Stored records
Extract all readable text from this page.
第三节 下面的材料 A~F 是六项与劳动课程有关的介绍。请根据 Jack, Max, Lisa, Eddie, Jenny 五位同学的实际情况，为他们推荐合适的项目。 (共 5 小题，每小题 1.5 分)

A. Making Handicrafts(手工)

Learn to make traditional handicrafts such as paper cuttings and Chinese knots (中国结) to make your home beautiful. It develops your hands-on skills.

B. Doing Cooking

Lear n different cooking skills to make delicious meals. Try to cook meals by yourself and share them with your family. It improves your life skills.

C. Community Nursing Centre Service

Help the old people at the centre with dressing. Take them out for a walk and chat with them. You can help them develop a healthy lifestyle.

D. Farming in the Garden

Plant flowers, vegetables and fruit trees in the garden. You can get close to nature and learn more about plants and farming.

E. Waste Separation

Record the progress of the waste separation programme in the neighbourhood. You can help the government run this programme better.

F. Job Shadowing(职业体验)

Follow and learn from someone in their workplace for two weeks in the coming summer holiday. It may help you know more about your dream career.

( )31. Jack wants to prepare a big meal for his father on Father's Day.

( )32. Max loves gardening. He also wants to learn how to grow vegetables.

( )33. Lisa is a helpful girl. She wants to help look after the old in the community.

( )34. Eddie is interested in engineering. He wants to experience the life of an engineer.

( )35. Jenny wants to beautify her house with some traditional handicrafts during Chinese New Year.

> [GOAL]: Extract every record. Keep wording exact.

> [PROBLEM SOLUTION]:
Extract all readable text from this page.
第三节 下面的材料 A~F 是六项与劳动课程有关的介绍。请根据 Jack, Max, Lisa, Eddie, Jenny 五位同学的实际情况，为他们推荐合适的项目。 (共 5 小题，每小题 1.5 分)

A. Making Handicrafts(手工)

Learn to make traditional handicrafts such as paper cuttings and Chinese knots (中国结) to make your home beautiful. It develops your hands-on skills.

B. Doing Cooking

Lear n different cooking skills to make delicious meals. Try to cook meals by yourself and share them with your family. It improves your life skills.

C. Community Nursing Centre Service

Help the old people at the centre with dressing. Take them out for a walk and chat with them. You can help them develop a healthy lifestyle.

D. Farming in the Garden

Plant flowers, vegetables and fruit trees in the garden. You can get close to nature and learn more about plants and farming.

E. Waste Separation

Record the progress of the waste separation programme in the neighbourhood. You can help the government run this programme better.

F. Job Shadowing(职业体验)

Follow and learn from someone in their workplace for two weeks in the coming summer holiday. It may help you know more about your dream career.

( )31. Jack wants to prepare a big meal for his father on Father's Day.

( )32. Max loves gardening. He also wants to learn how to grow vegetables.

( )33. Lisa is a helpful girl. She wants to help look after the old in the community.

( )34. Eddie is interested in engineering. He wants to experience the life of an engineer.

( )35. Jenny wants to beautify her house with some traditional handicrafts during Chinese New Year.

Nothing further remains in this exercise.